-- Start --

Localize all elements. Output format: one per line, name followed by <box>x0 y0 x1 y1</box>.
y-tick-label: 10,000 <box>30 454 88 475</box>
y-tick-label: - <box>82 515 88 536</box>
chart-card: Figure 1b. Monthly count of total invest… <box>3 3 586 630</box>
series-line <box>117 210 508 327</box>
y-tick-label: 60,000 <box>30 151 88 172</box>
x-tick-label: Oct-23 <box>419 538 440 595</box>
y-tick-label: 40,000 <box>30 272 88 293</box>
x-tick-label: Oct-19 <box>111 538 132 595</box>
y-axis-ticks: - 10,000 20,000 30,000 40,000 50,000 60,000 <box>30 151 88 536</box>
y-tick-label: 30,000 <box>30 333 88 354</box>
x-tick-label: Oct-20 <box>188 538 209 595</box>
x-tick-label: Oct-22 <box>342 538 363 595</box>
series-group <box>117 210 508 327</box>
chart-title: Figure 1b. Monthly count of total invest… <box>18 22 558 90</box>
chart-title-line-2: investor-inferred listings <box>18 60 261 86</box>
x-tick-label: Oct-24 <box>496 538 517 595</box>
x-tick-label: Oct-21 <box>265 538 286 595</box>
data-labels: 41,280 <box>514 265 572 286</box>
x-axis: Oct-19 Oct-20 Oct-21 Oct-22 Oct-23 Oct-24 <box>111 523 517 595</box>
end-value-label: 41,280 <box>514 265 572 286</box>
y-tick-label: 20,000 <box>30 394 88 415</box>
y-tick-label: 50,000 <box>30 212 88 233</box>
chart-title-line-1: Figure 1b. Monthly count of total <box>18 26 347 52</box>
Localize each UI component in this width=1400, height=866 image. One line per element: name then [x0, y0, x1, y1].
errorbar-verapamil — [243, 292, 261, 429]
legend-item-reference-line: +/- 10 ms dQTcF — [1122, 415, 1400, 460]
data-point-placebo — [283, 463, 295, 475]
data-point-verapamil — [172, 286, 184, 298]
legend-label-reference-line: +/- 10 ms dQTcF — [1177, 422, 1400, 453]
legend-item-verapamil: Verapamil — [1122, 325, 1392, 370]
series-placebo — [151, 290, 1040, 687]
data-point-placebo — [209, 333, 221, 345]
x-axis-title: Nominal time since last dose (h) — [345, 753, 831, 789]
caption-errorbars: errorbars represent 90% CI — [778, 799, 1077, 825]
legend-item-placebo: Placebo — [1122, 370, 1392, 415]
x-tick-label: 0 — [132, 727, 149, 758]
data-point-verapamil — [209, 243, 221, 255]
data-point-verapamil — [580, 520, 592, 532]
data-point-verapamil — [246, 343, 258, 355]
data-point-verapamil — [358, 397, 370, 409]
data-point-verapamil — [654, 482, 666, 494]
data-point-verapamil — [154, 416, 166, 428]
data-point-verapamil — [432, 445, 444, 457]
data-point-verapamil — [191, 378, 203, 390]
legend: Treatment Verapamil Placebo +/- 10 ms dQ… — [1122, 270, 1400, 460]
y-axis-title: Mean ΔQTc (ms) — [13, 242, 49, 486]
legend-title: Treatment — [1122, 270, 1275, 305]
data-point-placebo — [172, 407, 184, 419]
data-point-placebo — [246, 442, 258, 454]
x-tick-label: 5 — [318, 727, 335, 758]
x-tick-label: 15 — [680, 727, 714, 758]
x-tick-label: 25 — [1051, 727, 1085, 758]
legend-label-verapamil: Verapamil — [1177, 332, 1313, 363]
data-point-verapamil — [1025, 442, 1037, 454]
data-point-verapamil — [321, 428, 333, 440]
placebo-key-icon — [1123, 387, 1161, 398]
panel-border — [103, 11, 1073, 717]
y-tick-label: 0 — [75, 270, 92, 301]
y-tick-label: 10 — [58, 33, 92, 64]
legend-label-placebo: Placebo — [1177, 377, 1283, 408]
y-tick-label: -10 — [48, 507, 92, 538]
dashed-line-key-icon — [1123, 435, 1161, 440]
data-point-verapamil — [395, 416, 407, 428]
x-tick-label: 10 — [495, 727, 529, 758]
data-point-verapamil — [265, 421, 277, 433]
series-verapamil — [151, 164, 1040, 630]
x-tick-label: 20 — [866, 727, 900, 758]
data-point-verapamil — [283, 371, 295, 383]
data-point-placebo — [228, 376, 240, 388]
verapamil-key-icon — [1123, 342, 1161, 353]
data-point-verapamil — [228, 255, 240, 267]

-- End --

TASK PROMPT: Copy every line of the records above, word for word and in the same order.

RESPONSE TO THE EXERCISE:
Localize all elements. Output format: one per line, name followed by <box>x0 y0 x1 y1</box>.
y-tick-label: 10,000 <box>30 454 88 475</box>
y-tick-label: - <box>82 515 88 536</box>
chart-card: Figure 1b. Monthly count of total invest… <box>3 3 586 630</box>
series-line <box>117 210 508 327</box>
y-tick-label: 60,000 <box>30 151 88 172</box>
x-tick-label: Oct-23 <box>419 538 440 595</box>
y-tick-label: 40,000 <box>30 272 88 293</box>
x-tick-label: Oct-19 <box>111 538 132 595</box>
y-axis-ticks: - 10,000 20,000 30,000 40,000 50,000 60,000 <box>30 151 88 536</box>
y-tick-label: 30,000 <box>30 333 88 354</box>
x-tick-label: Oct-20 <box>188 538 209 595</box>
x-tick-label: Oct-22 <box>342 538 363 595</box>
series-group <box>117 210 508 327</box>
chart-title: Figure 1b. Monthly count of total invest… <box>18 22 558 90</box>
chart-title-line-2: investor-inferred listings <box>18 60 261 86</box>
x-tick-label: Oct-24 <box>496 538 517 595</box>
x-tick-label: Oct-21 <box>265 538 286 595</box>
data-labels: 41,280 <box>514 265 572 286</box>
x-axis: Oct-19 Oct-20 Oct-21 Oct-22 Oct-23 Oct-24 <box>111 523 517 595</box>
end-value-label: 41,280 <box>514 265 572 286</box>
y-tick-label: 20,000 <box>30 394 88 415</box>
y-tick-label: 50,000 <box>30 212 88 233</box>
chart-title-line-1: Figure 1b. Monthly count of total <box>18 26 347 52</box>
Localize each UI component in this width=1400, height=866 image. One line per element: name then [x0, y0, x1, y1].
errorbar-verapamil — [243, 292, 261, 429]
legend-item-reference-line: +/- 10 ms dQTcF — [1122, 415, 1400, 460]
data-point-placebo — [283, 463, 295, 475]
data-point-verapamil — [172, 286, 184, 298]
legend-label-reference-line: +/- 10 ms dQTcF — [1177, 422, 1400, 453]
legend-item-verapamil: Verapamil — [1122, 325, 1392, 370]
series-placebo — [151, 290, 1040, 687]
data-point-placebo — [209, 333, 221, 345]
x-axis-title: Nominal time since last dose (h) — [345, 753, 831, 789]
caption-errorbars: errorbars represent 90% CI — [778, 799, 1077, 825]
legend-item-placebo: Placebo — [1122, 370, 1392, 415]
x-tick-label: 0 — [132, 727, 149, 758]
data-point-verapamil — [209, 243, 221, 255]
data-point-verapamil — [580, 520, 592, 532]
data-point-verapamil — [246, 343, 258, 355]
data-point-verapamil — [358, 397, 370, 409]
data-point-verapamil — [654, 482, 666, 494]
data-point-verapamil — [154, 416, 166, 428]
data-point-verapamil — [432, 445, 444, 457]
data-point-verapamil — [191, 378, 203, 390]
legend: Treatment Verapamil Placebo +/- 10 ms dQ… — [1122, 270, 1400, 460]
y-axis-title: Mean ΔQTc (ms) — [13, 242, 49, 486]
legend-title: Treatment — [1122, 270, 1275, 305]
data-point-placebo — [172, 407, 184, 419]
data-point-placebo — [246, 442, 258, 454]
x-tick-label: 5 — [318, 727, 335, 758]
x-tick-label: 15 — [680, 727, 714, 758]
x-tick-label: 25 — [1051, 727, 1085, 758]
legend-label-verapamil: Verapamil — [1177, 332, 1313, 363]
data-point-verapamil — [1025, 442, 1037, 454]
data-point-verapamil — [321, 428, 333, 440]
placebo-key-icon — [1123, 387, 1161, 398]
panel-border — [103, 11, 1073, 717]
y-tick-label: 0 — [75, 270, 92, 301]
y-tick-label: 10 — [58, 33, 92, 64]
legend-label-placebo: Placebo — [1177, 377, 1283, 408]
y-tick-label: -10 — [48, 507, 92, 538]
dashed-line-key-icon — [1123, 435, 1161, 440]
data-point-verapamil — [395, 416, 407, 428]
x-tick-label: 10 — [495, 727, 529, 758]
data-point-verapamil — [265, 421, 277, 433]
series-verapamil — [151, 164, 1040, 630]
x-tick-label: 20 — [866, 727, 900, 758]
data-point-verapamil — [283, 371, 295, 383]
data-point-placebo — [228, 376, 240, 388]
verapamil-key-icon — [1123, 342, 1161, 353]
data-point-verapamil — [228, 255, 240, 267]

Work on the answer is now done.